=== The data ===
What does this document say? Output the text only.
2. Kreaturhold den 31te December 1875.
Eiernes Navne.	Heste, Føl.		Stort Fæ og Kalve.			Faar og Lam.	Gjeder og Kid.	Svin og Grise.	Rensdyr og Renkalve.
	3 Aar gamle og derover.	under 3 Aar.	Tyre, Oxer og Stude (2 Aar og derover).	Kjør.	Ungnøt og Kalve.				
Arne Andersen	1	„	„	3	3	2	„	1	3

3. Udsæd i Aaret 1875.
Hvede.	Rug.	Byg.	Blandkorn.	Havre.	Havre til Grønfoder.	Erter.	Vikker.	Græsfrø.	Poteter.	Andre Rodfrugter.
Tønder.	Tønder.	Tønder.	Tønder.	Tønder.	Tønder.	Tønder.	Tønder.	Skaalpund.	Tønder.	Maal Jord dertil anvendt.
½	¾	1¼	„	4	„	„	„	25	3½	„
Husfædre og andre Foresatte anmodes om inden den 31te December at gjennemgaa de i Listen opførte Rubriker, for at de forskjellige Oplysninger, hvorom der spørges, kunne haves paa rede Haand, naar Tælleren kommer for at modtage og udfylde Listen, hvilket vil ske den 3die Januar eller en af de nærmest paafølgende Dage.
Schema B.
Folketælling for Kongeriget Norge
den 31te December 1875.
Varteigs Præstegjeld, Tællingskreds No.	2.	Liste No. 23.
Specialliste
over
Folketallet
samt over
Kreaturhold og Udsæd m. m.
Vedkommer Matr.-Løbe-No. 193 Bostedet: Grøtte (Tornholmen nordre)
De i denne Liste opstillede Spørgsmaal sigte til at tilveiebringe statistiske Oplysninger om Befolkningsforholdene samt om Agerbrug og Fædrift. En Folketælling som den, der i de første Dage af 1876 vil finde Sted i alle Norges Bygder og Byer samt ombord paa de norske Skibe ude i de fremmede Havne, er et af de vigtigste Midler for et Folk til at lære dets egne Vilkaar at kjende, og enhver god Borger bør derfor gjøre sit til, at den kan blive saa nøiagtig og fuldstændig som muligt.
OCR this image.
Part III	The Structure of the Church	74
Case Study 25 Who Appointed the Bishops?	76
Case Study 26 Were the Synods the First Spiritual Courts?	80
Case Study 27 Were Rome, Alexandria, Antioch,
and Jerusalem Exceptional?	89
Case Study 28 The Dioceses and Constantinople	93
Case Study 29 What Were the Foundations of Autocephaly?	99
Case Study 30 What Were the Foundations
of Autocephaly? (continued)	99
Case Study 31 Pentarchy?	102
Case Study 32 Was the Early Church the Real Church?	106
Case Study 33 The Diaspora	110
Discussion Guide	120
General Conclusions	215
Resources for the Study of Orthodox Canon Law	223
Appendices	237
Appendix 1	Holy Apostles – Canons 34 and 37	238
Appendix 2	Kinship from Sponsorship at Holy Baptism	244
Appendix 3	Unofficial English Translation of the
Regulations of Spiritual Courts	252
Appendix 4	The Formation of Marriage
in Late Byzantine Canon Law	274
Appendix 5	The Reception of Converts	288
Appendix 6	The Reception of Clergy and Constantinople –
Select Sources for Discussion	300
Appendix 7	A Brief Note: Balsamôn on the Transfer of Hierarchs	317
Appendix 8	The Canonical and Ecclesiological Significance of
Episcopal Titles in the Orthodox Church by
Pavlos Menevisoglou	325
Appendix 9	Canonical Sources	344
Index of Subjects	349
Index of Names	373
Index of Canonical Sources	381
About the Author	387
===
Go through the entries above and pull out each line with "Case" in it.

Case Study 25 Who Appointed the Bishops?	76
Case Study 26 Were the Synods the First Spiritual Courts?	80
Case Study 27 Were Rome, Alexandria, Antioch,
Case Study 28 The Dioceses and Constantinople	93
Case Study 29 What Were the Foundations of Autocephaly?	99
Case Study 30 What Were the Foundations
Case Study 31 Pentarchy?	102
Case Study 32 Was the Early Church the Real Church?	106
Case Study 33 The Diaspora	110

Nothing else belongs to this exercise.